--- Directive ---
Without altering anything, repeat each of the records.

[Recorded data]
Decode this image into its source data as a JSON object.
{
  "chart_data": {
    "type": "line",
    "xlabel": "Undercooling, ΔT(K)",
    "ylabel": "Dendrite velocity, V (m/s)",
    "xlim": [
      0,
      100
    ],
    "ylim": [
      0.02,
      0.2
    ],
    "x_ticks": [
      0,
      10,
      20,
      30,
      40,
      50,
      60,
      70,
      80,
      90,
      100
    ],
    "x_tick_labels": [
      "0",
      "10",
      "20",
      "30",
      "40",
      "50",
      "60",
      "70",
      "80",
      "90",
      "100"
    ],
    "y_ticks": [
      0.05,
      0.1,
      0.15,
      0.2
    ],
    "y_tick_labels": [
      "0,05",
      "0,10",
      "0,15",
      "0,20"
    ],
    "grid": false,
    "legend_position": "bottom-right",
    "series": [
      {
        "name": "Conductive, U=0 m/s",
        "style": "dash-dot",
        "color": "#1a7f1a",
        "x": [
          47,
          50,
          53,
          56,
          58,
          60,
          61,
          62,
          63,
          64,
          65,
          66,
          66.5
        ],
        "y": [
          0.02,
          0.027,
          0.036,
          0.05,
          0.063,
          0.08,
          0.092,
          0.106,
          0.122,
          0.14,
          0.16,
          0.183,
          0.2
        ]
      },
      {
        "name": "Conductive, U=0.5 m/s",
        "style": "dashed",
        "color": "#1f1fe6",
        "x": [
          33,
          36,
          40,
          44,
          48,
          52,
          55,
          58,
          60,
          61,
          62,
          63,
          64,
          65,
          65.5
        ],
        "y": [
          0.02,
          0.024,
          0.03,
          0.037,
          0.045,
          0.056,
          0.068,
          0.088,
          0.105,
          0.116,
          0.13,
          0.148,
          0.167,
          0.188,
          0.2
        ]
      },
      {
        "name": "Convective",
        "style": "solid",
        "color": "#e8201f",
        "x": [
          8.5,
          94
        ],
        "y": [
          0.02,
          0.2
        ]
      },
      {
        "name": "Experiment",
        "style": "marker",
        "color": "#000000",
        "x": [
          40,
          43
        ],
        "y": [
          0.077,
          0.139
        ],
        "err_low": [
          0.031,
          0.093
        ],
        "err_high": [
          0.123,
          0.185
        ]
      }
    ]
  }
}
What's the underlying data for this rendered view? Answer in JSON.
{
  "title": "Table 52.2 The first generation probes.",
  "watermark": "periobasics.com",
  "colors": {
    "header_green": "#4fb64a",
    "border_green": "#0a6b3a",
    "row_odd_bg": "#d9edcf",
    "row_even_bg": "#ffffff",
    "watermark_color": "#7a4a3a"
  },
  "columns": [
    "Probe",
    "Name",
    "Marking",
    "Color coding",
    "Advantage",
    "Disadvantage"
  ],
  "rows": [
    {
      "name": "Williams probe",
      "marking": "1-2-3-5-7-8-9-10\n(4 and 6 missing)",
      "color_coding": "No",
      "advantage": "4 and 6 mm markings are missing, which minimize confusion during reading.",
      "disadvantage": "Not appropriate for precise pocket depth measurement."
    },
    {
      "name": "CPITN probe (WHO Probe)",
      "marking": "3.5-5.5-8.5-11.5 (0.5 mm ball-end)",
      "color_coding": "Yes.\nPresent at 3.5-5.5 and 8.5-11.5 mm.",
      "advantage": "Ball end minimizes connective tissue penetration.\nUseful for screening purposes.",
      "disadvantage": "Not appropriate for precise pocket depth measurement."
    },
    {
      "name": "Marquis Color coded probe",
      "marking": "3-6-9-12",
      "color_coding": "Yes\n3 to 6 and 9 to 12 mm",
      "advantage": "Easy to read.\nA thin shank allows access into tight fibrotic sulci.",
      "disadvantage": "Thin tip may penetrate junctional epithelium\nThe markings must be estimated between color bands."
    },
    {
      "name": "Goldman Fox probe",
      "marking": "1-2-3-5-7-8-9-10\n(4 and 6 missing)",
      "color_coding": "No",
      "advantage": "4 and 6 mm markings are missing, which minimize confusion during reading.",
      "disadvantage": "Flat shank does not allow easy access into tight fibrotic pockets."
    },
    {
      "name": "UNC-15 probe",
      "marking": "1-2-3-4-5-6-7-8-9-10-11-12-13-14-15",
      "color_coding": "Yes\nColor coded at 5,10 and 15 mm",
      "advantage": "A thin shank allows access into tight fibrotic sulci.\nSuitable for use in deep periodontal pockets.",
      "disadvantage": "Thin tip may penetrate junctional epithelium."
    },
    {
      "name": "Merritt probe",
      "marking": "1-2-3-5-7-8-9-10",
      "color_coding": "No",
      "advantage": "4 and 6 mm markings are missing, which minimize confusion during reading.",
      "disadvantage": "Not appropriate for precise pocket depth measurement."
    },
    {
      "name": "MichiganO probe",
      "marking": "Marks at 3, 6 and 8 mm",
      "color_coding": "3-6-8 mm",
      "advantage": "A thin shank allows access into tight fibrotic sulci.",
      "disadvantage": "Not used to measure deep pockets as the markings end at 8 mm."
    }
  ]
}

--- Written solution ---
Decode this image into its source data as a JSON object.
{
  "chart_data": {
    "type": "line",
    "xlabel": "Undercooling, ΔT(K)",
    "ylabel": "Dendrite velocity, V (m/s)",
    "xlim": [
      0,
      100
    ],
    "ylim": [
      0.02,
      0.2
    ],
    "x_ticks": [
      0,
      10,
      20,
      30,
      40,
      50,
      60,
      70,
      80,
      90,
      100
    ],
    "x_tick_labels": [
      "0",
      "10",
      "20",
      "30",
      "40",
      "50",
      "60",
      "70",
      "80",
      "90",
      "100"
    ],
    "y_ticks": [
      0.05,
      0.1,
      0.15,
      0.2
    ],
    "y_tick_labels": [
      "0,05",
      "0,10",
      "0,15",
      "0,20"
    ],
    "grid": false,
    "legend_position": "bottom-right",
    "series": [
      {
        "name": "Conductive, U=0 m/s",
        "style": "dash-dot",
        "color": "#1a7f1a",
        "x": [
          47,
          50,
          53,
          56,
          58,
          60,
          61,
          62,
          63,
          64,
          65,
          66,
          66.5
        ],
        "y": [
          0.02,
          0.027,
          0.036,
          0.05,
          0.063,
          0.08,
          0.092,
          0.106,
          0.122,
          0.14,
          0.16,
          0.183,
          0.2
        ]
      },
      {
        "name": "Conductive, U=0.5 m/s",
        "style": "dashed",
        "color": "#1f1fe6",
        "x": [
          33,
          36,
          40,
          44,
          48,
          52,
          55,
          58,
          60,
          61,
          62,
          63,
          64,
          65,
          65.5
        ],
        "y": [
          0.02,
          0.024,
          0.03,
          0.037,
          0.045,
          0.056,
          0.068,
          0.088,
          0.105,
          0.116,
          0.13,
          0.148,
          0.167,
          0.188,
          0.2
        ]
      },
      {
        "name": "Convective",
        "style": "solid",
        "color": "#e8201f",
        "x": [
          8.5,
          94
        ],
        "y": [
          0.02,
          0.2
        ]
      },
      {
        "name": "Experiment",
        "style": "marker",
        "color": "#000000",
        "x": [
          40,
          43
        ],
        "y": [
          0.077,
          0.139
        ],
        "err_low": [
          0.031,
          0.093
        ],
        "err_high": [
          0.123,
          0.185
        ]
      }
    ]
  }
}
What's the underlying data for this rendered view? Answer in JSON.
{
  "title": "Table 52.2 The first generation probes.",
  "watermark": "periobasics.com",
  "colors": {
    "header_green": "#4fb64a",
    "border_green": "#0a6b3a",
    "row_odd_bg": "#d9edcf",
    "row_even_bg": "#ffffff",
    "watermark_color": "#7a4a3a"
  },
  "columns": [
    "Probe",
    "Name",
    "Marking",
    "Color coding",
    "Advantage",
    "Disadvantage"
  ],
  "rows": [
    {
      "name": "Williams probe",
      "marking": "1-2-3-5-7-8-9-10\n(4 and 6 missing)",
      "color_coding": "No",
      "advantage": "4 and 6 mm markings are missing, which minimize confusion during reading.",
      "disadvantage": "Not appropriate for precise pocket depth measurement."
    },
    {
      "name": "CPITN probe (WHO Probe)",
      "marking": "3.5-5.5-8.5-11.5 (0.5 mm ball-end)",
      "color_coding": "Yes.\nPresent at 3.5-5.5 and 8.5-11.5 mm.",
      "advantage": "Ball end minimizes connective tissue penetration.\nUseful for screening purposes.",
      "disadvantage": "Not appropriate for precise pocket depth measurement."
    },
    {
      "name": "Marquis Color coded probe",
      "marking": "3-6-9-12",
      "color_coding": "Yes\n3 to 6 and 9 to 12 mm",
      "advantage": "Easy to read.\nA thin shank allows access into tight fibrotic sulci.",
      "disadvantage": "Thin tip may penetrate junctional epithelium\nThe markings must be estimated between color bands."
    },
    {
      "name": "Goldman Fox probe",
      "marking": "1-2-3-5-7-8-9-10\n(4 and 6 missing)",
      "color_coding": "No",
      "advantage": "4 and 6 mm markings are missing, which minimize confusion during reading.",
      "disadvantage": "Flat shank does not allow easy access into tight fibrotic pockets."
    },
    {
      "name": "UNC-15 probe",
      "marking": "1-2-3-4-5-6-7-8-9-10-11-12-13-14-15",
      "color_coding": "Yes\nColor coded at 5,10 and 15 mm",
      "advantage": "A thin shank allows access into tight fibrotic sulci.\nSuitable for use in deep periodontal pockets.",
      "disadvantage": "Thin tip may penetrate junctional epithelium."
    },
    {
      "name": "Merritt probe",
      "marking": "1-2-3-5-7-8-9-10",
      "color_coding": "No",
      "advantage": "4 and 6 mm markings are missing, which minimize confusion during reading.",
      "disadvantage": "Not appropriate for precise pocket depth measurement."
    },
    {
      "name": "MichiganO probe",
      "marking": "Marks at 3, 6 and 8 mm",
      "color_coding": "3-6-8 mm",
      "advantage": "A thin shank allows access into tight fibrotic sulci.",
      "disadvantage": "Not used to measure deep pockets as the markings end at 8 mm."
    }
  ]
}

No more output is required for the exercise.